### Goal
Identify each line below containing the string "Work" and copy it.

Figure record extracts:
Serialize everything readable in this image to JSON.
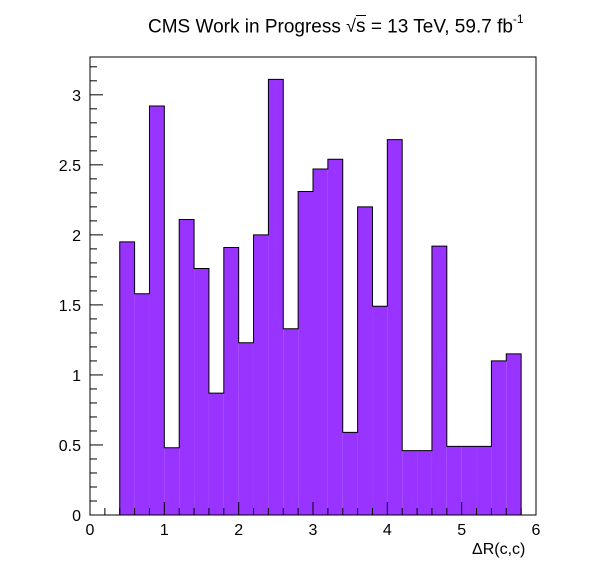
{
  "title": {
    "experiment": "CMS Work in Progress",
    "sqrt_symbol": "√",
    "sqrt_var": "s",
    "energy": "= 13 TeV, 59.7 fb",
    "lumi_exponent": "-1"
  },
  "chart_data": {
    "type": "bar",
    "title": "CMS Work in Progress √s = 13 TeV, 59.7 fb-1",
    "xlabel": "ΔR(c,c)",
    "ylabel": "",
    "xlim": [
      0,
      6
    ],
    "ylim": [
      0,
      3.27
    ],
    "x_ticks": [
      "0",
      "1",
      "2",
      "3",
      "4",
      "5",
      "6"
    ],
    "y_ticks": [
      "0",
      "0.5",
      "1",
      "1.5",
      "2",
      "2.5",
      "3"
    ],
    "bin_edges": [
      0.4,
      0.6,
      0.8,
      1.0,
      1.2,
      1.4,
      1.6,
      1.8,
      2.0,
      2.2,
      2.4,
      2.6,
      2.8,
      3.0,
      3.2,
      3.4,
      3.6,
      3.8,
      4.0,
      4.2,
      4.4,
      4.6,
      4.8,
      5.0,
      5.2,
      5.4,
      5.6,
      5.8
    ],
    "values": [
      1.95,
      1.58,
      2.92,
      0.48,
      2.11,
      1.76,
      0.87,
      1.91,
      1.23,
      2.0,
      3.11,
      1.33,
      2.31,
      2.47,
      2.54,
      0.59,
      2.2,
      1.49,
      2.68,
      0.46,
      0.46,
      1.92,
      0.49,
      0.49,
      0.49,
      1.1,
      1.15
    ],
    "fill_color": "#9933ff",
    "line_color": "#000000",
    "grid": false
  }
}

### Solution below
    "experiment": "CMS Work in Progress",
    "title": "CMS Work in Progress √s = 13 TeV, 59.7 fb-1",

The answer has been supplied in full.